- [WHAT IS REQUIRED]: Output the data that follows exactly, line for line.

....................

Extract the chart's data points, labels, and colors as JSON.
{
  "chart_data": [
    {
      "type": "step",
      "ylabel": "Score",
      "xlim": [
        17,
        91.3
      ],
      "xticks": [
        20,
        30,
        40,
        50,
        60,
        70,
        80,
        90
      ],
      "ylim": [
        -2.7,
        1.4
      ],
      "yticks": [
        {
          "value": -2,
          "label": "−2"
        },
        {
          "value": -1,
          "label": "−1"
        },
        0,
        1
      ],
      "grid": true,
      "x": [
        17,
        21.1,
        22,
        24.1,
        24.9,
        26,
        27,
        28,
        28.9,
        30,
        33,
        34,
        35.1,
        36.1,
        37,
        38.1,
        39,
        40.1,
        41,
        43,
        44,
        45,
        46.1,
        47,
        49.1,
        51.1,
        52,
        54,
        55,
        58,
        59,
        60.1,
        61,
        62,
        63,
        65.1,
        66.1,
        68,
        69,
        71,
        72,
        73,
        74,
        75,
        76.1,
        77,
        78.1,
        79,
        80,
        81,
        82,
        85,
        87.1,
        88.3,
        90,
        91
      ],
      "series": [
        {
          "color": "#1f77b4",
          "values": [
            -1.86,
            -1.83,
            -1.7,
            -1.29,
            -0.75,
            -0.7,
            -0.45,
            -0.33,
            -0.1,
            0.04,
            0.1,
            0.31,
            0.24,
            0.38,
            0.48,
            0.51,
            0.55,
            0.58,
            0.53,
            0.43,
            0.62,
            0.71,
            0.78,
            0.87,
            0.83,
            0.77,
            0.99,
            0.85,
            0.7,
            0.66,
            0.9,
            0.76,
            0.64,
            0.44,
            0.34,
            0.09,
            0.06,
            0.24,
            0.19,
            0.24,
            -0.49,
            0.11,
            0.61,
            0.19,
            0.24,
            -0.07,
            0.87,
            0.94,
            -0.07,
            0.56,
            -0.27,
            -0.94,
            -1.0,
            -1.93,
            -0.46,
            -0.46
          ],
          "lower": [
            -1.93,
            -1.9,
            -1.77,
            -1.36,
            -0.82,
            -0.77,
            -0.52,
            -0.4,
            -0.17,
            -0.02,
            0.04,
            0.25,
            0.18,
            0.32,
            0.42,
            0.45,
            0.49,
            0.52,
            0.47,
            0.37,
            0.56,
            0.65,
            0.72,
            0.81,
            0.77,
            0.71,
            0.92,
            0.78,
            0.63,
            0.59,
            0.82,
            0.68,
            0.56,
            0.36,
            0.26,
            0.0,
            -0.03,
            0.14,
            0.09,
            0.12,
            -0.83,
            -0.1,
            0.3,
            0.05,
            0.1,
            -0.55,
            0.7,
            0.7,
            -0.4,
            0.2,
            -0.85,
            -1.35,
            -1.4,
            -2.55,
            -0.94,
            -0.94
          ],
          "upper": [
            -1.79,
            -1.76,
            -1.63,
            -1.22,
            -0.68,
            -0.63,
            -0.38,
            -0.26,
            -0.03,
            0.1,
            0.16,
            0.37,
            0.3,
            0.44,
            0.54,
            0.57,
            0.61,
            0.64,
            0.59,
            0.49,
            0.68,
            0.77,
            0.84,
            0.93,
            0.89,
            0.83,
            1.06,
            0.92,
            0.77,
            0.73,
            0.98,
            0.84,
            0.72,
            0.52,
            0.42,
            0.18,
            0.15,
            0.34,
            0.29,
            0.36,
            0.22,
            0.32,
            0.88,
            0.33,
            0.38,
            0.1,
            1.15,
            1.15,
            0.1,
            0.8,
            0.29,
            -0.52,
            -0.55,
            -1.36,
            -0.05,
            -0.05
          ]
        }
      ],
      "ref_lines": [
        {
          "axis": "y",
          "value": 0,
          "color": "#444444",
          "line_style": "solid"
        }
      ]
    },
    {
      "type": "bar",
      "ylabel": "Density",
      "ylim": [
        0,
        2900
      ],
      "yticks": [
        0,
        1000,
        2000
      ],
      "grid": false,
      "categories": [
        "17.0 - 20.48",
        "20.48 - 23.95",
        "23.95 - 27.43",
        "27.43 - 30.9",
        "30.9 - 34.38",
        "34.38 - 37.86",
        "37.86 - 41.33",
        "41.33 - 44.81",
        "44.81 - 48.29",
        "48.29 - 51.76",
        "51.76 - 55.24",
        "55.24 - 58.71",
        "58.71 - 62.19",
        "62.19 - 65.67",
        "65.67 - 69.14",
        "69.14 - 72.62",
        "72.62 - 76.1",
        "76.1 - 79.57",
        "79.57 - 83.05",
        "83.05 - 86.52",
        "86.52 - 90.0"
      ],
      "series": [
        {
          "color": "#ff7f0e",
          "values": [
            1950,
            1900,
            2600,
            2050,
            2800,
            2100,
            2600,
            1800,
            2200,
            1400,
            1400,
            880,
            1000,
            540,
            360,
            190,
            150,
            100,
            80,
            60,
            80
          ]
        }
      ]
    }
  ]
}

....................

- [SOLUTION TO THE PROBLEM]:
Extract the chart's data points, labels, and colors as JSON.
{
  "chart_data": [
    {
      "type": "step",
      "ylabel": "Score",
      "xlim": [
        17,
        91.3
      ],
      "xticks": [
        20,
        30,
        40,
        50,
        60,
        70,
        80,
        90
      ],
      "ylim": [
        -2.7,
        1.4
      ],
      "yticks": [
        {
          "value": -2,
          "label": "−2"
        },
        {
          "value": -1,
          "label": "−1"
        },
        0,
        1
      ],
      "grid": true,
      "x": [
        17,
        21.1,
        22,
        24.1,
        24.9,
        26,
        27,
        28,
        28.9,
        30,
        33,
        34,
        35.1,
        36.1,
        37,
        38.1,
        39,
        40.1,
        41,
        43,
        44,
        45,
        46.1,
        47,
        49.1,
        51.1,
        52,
        54,
        55,
        58,
        59,
        60.1,
        61,
        62,
        63,
        65.1,
        66.1,
        68,
        69,
        71,
        72,
        73,
        74,
        75,
        76.1,
        77,
        78.1,
        79,
        80,
        81,
        82,
        85,
        87.1,
        88.3,
        90,
        91
      ],
      "series": [
        {
          "color": "#1f77b4",
          "values": [
            -1.86,
            -1.83,
            -1.7,
            -1.29,
            -0.75,
            -0.7,
            -0.45,
            -0.33,
            -0.1,
            0.04,
            0.1,
            0.31,
            0.24,
            0.38,
            0.48,
            0.51,
            0.55,
            0.58,
            0.53,
            0.43,
            0.62,
            0.71,
            0.78,
            0.87,
            0.83,
            0.77,
            0.99,
            0.85,
            0.7,
            0.66,
            0.9,
            0.76,
            0.64,
            0.44,
            0.34,
            0.09,
            0.06,
            0.24,
            0.19,
            0.24,
            -0.49,
            0.11,
            0.61,
            0.19,
            0.24,
            -0.07,
            0.87,
            0.94,
            -0.07,
            0.56,
            -0.27,
            -0.94,
            -1.0,
            -1.93,
            -0.46,
            -0.46
          ],
          "lower": [
            -1.93,
            -1.9,
            -1.77,
            -1.36,
            -0.82,
            -0.77,
            -0.52,
            -0.4,
            -0.17,
            -0.02,
            0.04,
            0.25,
            0.18,
            0.32,
            0.42,
            0.45,
            0.49,
            0.52,
            0.47,
            0.37,
            0.56,
            0.65,
            0.72,
            0.81,
            0.77,
            0.71,
            0.92,
            0.78,
            0.63,
            0.59,
            0.82,
            0.68,
            0.56,
            0.36,
            0.26,
            0.0,
            -0.03,
            0.14,
            0.09,
            0.12,
            -0.83,
            -0.1,
            0.3,
            0.05,
            0.1,
            -0.55,
            0.7,
            0.7,
            -0.4,
            0.2,
            -0.85,
            -1.35,
            -1.4,
            -2.55,
            -0.94,
            -0.94
          ],
          "upper": [
            -1.79,
            -1.76,
            -1.63,
            -1.22,
            -0.68,
            -0.63,
            -0.38,
            -0.26,
            -0.03,
            0.1,
            0.16,
            0.37,
            0.3,
            0.44,
            0.54,
            0.57,
            0.61,
            0.64,
            0.59,
            0.49,
            0.68,
            0.77,
            0.84,
            0.93,
            0.89,
            0.83,
            1.06,
            0.92,
            0.77,
            0.73,
            0.98,
            0.84,
            0.72,
            0.52,
            0.42,
            0.18,
            0.15,
            0.34,
            0.29,
            0.36,
            0.22,
            0.32,
            0.88,
            0.33,
            0.38,
            0.1,
            1.15,
            1.15,
            0.1,
            0.8,
            0.29,
            -0.52,
            -0.55,
            -1.36,
            -0.05,
            -0.05
          ]
        }
      ],
      "ref_lines": [
        {
          "axis": "y",
          "value": 0,
          "color": "#444444",
          "line_style": "solid"
        }
      ]
    },
    {
      "type": "bar",
      "ylabel": "Density",
      "ylim": [
        0,
        2900
      ],
      "yticks": [
        0,
        1000,
        2000
      ],
      "grid": false,
      "categories": [
        "17.0 - 20.48",
        "20.48 - 23.95",
        "23.95 - 27.43",
        "27.43 - 30.9",
        "30.9 - 34.38",
        "34.38 - 37.86",
        "37.86 - 41.33",
        "41.33 - 44.81",
        "44.81 - 48.29",
        "48.29 - 51.76",
        "51.76 - 55.24",
        "55.24 - 58.71",
        "58.71 - 62.19",
        "62.19 - 65.67",
        "65.67 - 69.14",
        "69.14 - 72.62",
        "72.62 - 76.1",
        "76.1 - 79.57",
        "79.57 - 83.05",
        "83.05 - 86.52",
        "86.52 - 90.0"
      ],
      "series": [
        {
          "color": "#ff7f0e",
          "values": [
            1950,
            1900,
            2600,
            2050,
            2800,
            2100,
            2600,
            1800,
            2200,
            1400,
            1400,
            880,
            1000,
            540,
            360,
            190,
            150,
            100,
            80,
            60,
            80
          ]
        }
      ]
    }
  ]
}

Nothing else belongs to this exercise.